Work to complete: Repeat each record exactly as written, and drop any images.

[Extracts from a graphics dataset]
---
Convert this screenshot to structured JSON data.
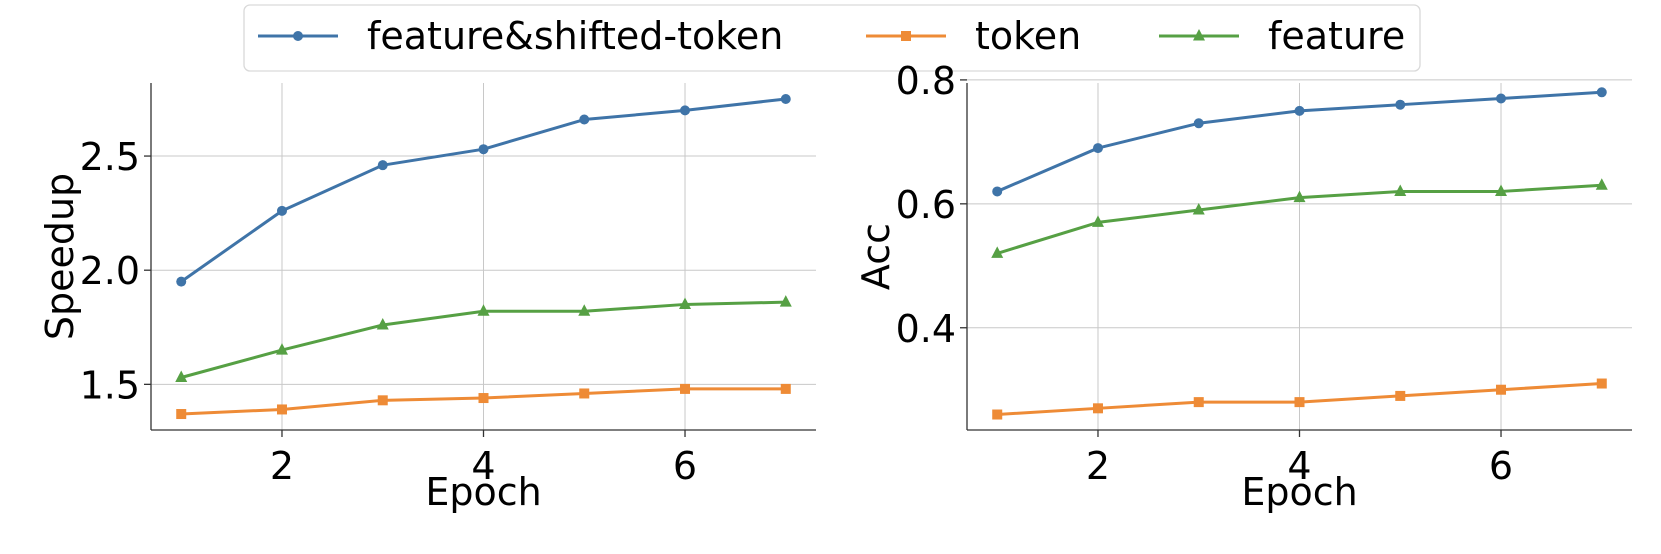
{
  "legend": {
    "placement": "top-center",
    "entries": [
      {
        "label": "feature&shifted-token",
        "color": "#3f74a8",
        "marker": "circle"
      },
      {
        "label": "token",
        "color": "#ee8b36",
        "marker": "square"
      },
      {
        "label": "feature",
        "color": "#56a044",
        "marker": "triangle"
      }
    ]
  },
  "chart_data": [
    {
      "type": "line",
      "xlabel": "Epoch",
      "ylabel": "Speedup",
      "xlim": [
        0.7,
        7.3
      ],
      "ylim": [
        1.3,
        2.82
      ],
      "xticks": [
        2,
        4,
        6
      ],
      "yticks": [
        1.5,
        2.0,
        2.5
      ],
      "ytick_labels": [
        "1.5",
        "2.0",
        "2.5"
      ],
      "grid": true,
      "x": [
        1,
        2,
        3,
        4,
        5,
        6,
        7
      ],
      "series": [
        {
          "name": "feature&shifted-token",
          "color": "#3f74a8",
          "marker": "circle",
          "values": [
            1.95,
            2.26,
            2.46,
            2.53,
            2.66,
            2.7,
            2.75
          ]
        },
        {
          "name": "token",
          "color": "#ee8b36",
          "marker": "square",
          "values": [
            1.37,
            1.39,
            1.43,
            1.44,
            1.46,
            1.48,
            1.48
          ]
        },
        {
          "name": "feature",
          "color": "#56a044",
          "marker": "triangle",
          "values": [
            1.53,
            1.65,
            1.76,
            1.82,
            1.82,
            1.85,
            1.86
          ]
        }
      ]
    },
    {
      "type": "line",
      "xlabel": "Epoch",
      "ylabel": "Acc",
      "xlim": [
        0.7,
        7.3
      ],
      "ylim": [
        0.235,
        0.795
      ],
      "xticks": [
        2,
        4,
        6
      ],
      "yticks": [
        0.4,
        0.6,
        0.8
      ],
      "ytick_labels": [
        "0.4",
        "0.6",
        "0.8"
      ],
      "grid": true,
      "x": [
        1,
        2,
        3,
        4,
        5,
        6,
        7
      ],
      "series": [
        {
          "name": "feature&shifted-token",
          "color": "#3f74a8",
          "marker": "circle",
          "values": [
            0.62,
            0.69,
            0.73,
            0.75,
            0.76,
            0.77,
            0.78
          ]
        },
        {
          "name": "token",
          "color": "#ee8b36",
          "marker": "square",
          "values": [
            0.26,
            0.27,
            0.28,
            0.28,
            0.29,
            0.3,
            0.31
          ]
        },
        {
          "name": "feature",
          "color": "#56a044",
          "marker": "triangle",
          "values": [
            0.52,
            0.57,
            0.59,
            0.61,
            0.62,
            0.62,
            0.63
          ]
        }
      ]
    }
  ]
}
---
Result of the exercise:
Convert this screenshot to structured JSON data.
{
  "legend": {
    "placement": "top-center",
    "entries": [
      {
        "label": "feature&shifted-token",
        "color": "#3f74a8",
        "marker": "circle"
      },
      {
        "label": "token",
        "color": "#ee8b36",
        "marker": "square"
      },
      {
        "label": "feature",
        "color": "#56a044",
        "marker": "triangle"
      }
    ]
  },
  "chart_data": [
    {
      "type": "line",
      "xlabel": "Epoch",
      "ylabel": "Speedup",
      "xlim": [
        0.7,
        7.3
      ],
      "ylim": [
        1.3,
        2.82
      ],
      "xticks": [
        2,
        4,
        6
      ],
      "yticks": [
        1.5,
        2.0,
        2.5
      ],
      "ytick_labels": [
        "1.5",
        "2.0",
        "2.5"
      ],
      "grid": true,
      "x": [
        1,
        2,
        3,
        4,
        5,
        6,
        7
      ],
      "series": [
        {
          "name": "feature&shifted-token",
          "color": "#3f74a8",
          "marker": "circle",
          "values": [
            1.95,
            2.26,
            2.46,
            2.53,
            2.66,
            2.7,
            2.75
          ]
        },
        {
          "name": "token",
          "color": "#ee8b36",
          "marker": "square",
          "values": [
            1.37,
            1.39,
            1.43,
            1.44,
            1.46,
            1.48,
            1.48
          ]
        },
        {
          "name": "feature",
          "color": "#56a044",
          "marker": "triangle",
          "values": [
            1.53,
            1.65,
            1.76,
            1.82,
            1.82,
            1.85,
            1.86
          ]
        }
      ]
    },
    {
      "type": "line",
      "xlabel": "Epoch",
      "ylabel": "Acc",
      "xlim": [
        0.7,
        7.3
      ],
      "ylim": [
        0.235,
        0.795
      ],
      "xticks": [
        2,
        4,
        6
      ],
      "yticks": [
        0.4,
        0.6,
        0.8
      ],
      "ytick_labels": [
        "0.4",
        "0.6",
        "0.8"
      ],
      "grid": true,
      "x": [
        1,
        2,
        3,
        4,
        5,
        6,
        7
      ],
      "series": [
        {
          "name": "feature&shifted-token",
          "color": "#3f74a8",
          "marker": "circle",
          "values": [
            0.62,
            0.69,
            0.73,
            0.75,
            0.76,
            0.77,
            0.78
          ]
        },
        {
          "name": "token",
          "color": "#ee8b36",
          "marker": "square",
          "values": [
            0.26,
            0.27,
            0.28,
            0.28,
            0.29,
            0.3,
            0.31
          ]
        },
        {
          "name": "feature",
          "color": "#56a044",
          "marker": "triangle",
          "values": [
            0.52,
            0.57,
            0.59,
            0.61,
            0.62,
            0.62,
            0.63
          ]
        }
      ]
    }
  ]
}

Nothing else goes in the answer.